### Task requirements
Check each line of the records for "this"; collect those that have it.

### Information shown
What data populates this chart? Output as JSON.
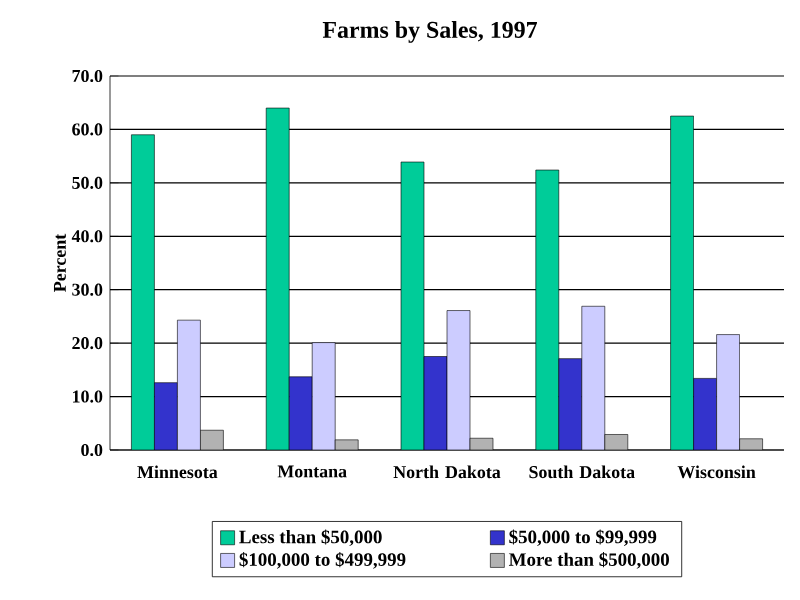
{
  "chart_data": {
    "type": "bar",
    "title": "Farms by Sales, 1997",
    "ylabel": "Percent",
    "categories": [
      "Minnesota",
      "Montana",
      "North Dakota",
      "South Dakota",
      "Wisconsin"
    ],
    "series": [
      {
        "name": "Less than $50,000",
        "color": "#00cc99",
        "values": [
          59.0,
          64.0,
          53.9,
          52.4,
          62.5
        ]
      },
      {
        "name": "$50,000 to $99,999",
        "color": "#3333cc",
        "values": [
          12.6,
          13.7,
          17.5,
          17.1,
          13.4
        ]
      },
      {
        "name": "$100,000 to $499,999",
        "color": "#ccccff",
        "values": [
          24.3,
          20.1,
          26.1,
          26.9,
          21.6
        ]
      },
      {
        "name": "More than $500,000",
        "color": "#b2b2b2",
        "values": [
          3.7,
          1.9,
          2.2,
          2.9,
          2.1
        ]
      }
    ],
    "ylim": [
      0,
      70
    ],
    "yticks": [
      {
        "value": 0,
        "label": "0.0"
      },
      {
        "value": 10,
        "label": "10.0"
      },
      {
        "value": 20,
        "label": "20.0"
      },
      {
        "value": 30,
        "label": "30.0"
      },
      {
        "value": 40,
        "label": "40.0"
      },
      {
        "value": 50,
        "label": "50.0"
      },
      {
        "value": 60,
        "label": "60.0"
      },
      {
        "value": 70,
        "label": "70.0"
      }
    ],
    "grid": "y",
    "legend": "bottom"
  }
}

* * *

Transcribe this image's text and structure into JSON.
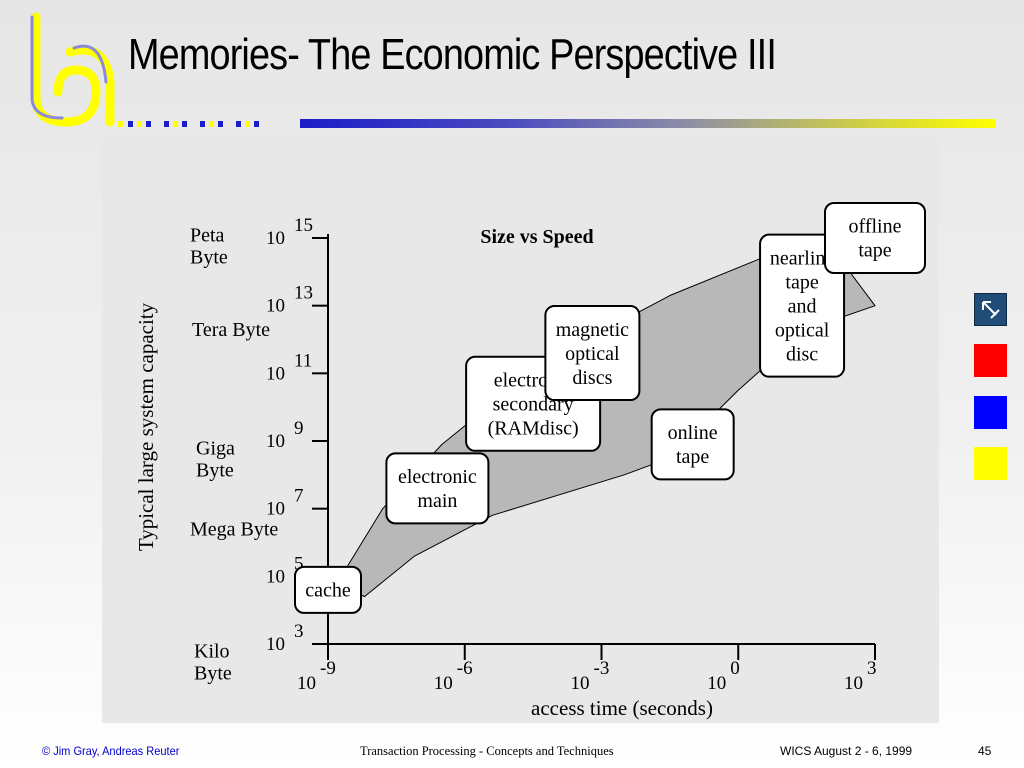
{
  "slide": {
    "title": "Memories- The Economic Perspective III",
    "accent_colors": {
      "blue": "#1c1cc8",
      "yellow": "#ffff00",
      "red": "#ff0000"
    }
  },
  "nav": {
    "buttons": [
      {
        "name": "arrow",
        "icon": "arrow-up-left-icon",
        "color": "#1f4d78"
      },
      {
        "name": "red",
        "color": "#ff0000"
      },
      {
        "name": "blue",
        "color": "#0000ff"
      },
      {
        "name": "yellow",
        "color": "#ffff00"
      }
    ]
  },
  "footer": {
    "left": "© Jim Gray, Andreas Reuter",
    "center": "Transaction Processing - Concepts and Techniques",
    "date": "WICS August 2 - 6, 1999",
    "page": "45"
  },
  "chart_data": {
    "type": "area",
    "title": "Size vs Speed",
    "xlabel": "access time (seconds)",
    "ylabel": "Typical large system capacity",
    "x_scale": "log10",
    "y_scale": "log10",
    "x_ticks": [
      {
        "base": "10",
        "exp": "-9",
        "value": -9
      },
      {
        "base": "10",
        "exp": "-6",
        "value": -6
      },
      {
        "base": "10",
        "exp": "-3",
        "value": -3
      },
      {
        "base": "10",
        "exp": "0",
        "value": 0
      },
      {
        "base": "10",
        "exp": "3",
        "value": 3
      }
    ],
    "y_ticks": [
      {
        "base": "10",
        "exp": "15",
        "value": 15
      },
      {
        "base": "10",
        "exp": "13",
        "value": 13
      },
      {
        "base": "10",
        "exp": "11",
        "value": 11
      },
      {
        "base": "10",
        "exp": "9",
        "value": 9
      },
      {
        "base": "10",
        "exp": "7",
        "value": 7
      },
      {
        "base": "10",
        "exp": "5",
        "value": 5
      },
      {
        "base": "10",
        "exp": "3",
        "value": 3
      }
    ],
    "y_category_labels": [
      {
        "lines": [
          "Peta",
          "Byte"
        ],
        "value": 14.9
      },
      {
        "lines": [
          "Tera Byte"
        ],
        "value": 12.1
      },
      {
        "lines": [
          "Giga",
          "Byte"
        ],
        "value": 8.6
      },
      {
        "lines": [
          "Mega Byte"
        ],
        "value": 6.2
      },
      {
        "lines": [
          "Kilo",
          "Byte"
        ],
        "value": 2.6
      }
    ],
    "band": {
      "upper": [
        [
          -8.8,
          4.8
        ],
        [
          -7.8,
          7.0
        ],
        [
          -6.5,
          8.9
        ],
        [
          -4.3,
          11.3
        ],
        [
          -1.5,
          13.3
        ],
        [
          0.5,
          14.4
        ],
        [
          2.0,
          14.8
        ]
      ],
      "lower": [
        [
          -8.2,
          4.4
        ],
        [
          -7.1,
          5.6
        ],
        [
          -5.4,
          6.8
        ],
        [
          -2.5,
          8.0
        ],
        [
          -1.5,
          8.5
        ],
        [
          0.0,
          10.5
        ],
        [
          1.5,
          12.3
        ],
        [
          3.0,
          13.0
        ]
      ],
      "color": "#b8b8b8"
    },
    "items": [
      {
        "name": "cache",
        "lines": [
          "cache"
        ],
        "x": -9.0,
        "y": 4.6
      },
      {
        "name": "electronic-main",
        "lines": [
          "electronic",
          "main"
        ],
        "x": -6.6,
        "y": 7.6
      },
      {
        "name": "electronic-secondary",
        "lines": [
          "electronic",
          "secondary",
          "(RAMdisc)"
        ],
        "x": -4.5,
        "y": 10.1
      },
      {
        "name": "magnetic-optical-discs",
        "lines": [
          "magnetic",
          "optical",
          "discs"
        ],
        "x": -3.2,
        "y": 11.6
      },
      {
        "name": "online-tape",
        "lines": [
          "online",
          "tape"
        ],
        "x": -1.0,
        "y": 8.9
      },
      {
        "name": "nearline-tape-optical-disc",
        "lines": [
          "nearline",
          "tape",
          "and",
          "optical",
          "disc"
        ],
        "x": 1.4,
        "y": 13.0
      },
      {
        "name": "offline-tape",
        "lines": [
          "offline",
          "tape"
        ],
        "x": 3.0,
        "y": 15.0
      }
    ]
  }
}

### Output
What data populates this chart? Output as JSON.
Transcribe this image's text and structure into JSON.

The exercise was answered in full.